Return all lines where the word "ვაპირებთ" can be found.

* START Records shown *

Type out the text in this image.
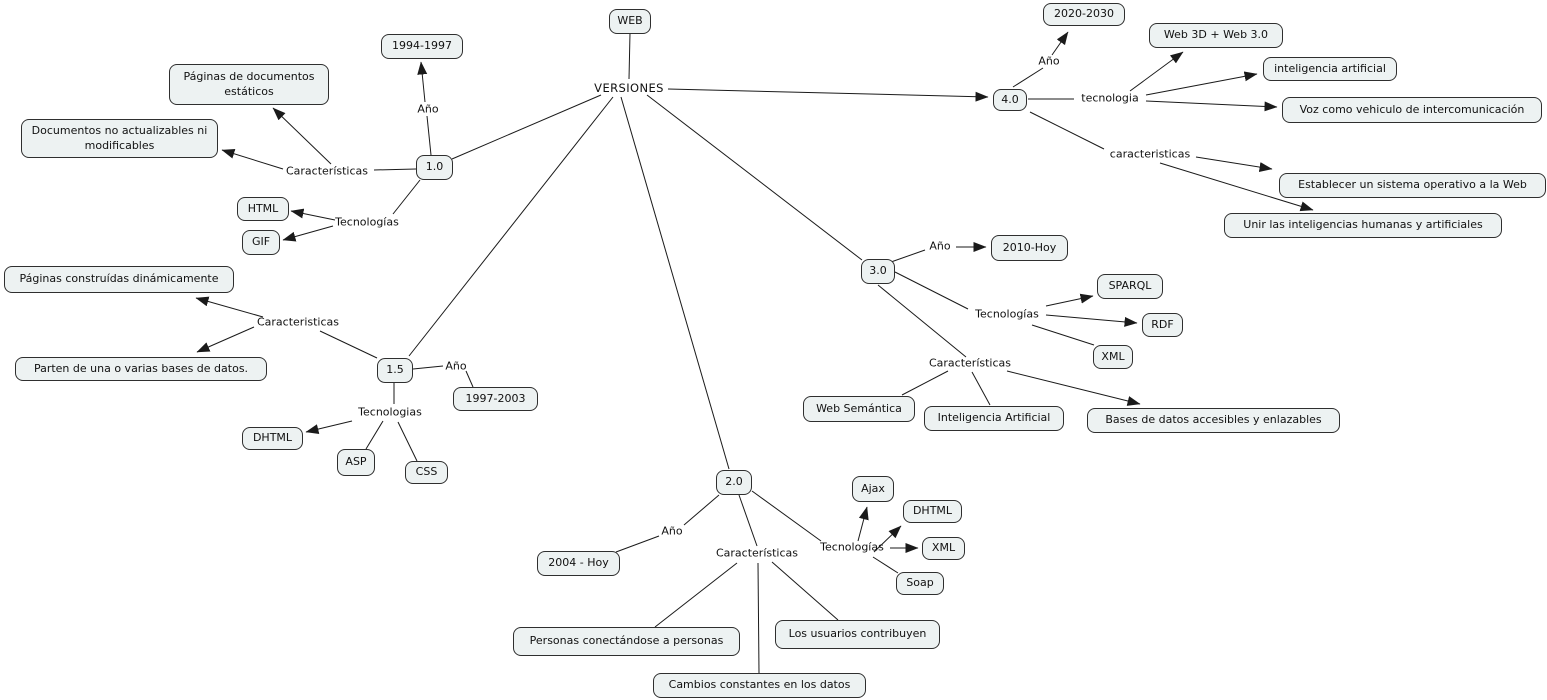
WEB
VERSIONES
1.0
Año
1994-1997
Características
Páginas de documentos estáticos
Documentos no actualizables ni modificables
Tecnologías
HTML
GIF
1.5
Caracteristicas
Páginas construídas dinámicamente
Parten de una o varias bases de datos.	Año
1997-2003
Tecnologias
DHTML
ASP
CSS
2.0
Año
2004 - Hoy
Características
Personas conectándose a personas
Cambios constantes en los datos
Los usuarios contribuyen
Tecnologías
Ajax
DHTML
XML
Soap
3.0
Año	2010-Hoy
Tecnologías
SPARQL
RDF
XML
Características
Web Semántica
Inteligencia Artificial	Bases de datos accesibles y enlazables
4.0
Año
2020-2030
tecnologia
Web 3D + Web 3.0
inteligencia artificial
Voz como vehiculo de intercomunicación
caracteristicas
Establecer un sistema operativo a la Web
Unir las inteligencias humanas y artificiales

* END Records shown *
* START Records shown *

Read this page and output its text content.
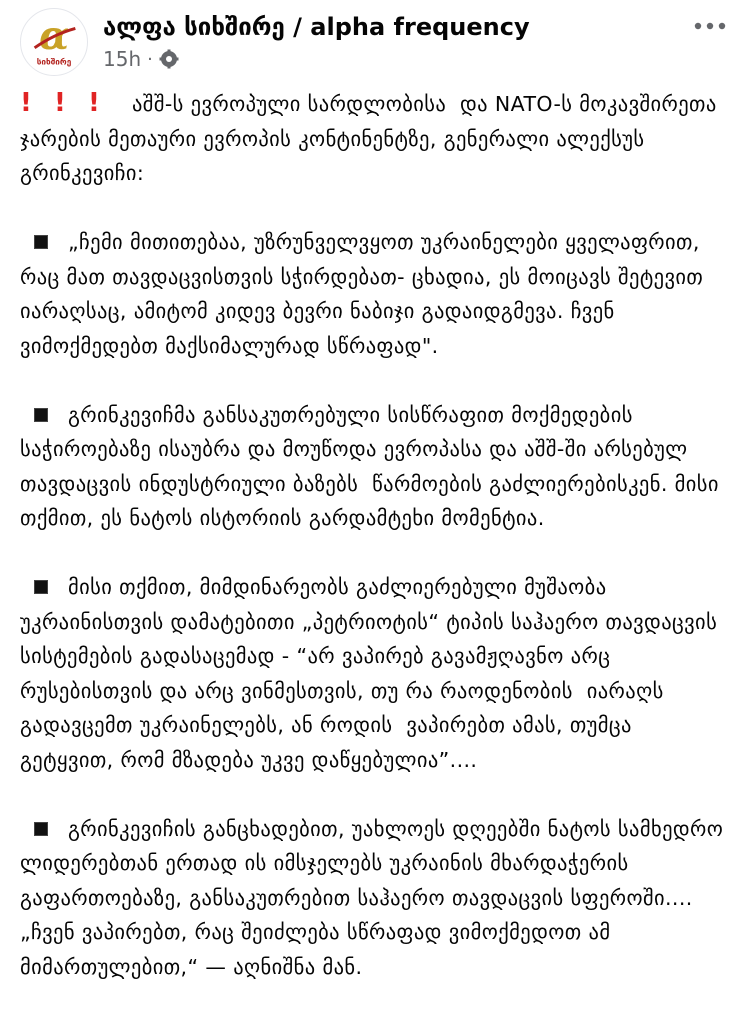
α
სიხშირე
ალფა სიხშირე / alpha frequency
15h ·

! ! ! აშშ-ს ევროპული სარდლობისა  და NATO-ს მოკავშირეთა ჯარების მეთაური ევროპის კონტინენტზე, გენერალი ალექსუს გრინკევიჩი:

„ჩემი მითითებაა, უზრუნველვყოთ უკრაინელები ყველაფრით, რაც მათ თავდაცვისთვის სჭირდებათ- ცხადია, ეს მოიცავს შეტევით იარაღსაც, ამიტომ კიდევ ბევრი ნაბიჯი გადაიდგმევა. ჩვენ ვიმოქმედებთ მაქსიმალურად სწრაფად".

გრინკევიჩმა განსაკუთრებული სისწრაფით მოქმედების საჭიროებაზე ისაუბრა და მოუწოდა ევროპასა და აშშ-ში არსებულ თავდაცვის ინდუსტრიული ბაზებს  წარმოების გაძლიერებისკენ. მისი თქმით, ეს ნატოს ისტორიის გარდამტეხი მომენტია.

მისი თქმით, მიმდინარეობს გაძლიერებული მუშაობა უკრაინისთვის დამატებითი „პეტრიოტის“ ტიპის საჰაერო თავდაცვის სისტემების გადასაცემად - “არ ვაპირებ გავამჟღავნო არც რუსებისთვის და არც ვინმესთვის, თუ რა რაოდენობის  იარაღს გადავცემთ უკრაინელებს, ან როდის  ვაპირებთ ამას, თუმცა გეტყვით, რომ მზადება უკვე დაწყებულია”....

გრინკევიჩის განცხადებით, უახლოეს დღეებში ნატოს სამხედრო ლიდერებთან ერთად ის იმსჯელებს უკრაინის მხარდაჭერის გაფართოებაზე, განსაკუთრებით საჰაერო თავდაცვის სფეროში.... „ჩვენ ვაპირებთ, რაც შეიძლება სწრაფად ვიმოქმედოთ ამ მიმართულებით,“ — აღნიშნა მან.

* END Records shown *

• _Task answer_:
მისი თქმით, მიმდინარეობს გაძლიერებული მუშაობა უკრაინისთვის დამატებითი „პეტრიოტის“ ტიპის საჰაერო თავდაცვის სისტემების გადასაცემად - “არ ვაპირებ გავამჟღავნო არც რუსებისთვის და არც ვინმესთვის, თუ რა რაოდენობის  იარაღს გადავცემთ უკრაინელებს, ან როდის  ვაპირებთ ამას, თუმცა გეტყვით, რომ მზადება უკვე დაწყებულია”....
გრინკევიჩის განცხადებით, უახლოეს დღეებში ნატოს სამხედრო ლიდერებთან ერთად ის იმსჯელებს უკრაინის მხარდაჭერის გაფართოებაზე, განსაკუთრებით საჰაერო თავდაცვის სფეროში.... „ჩვენ ვაპირებთ, რაც შეიძლება სწრაფად ვიმოქმედოთ ამ მიმართულებით,“ — აღნიშნა მან.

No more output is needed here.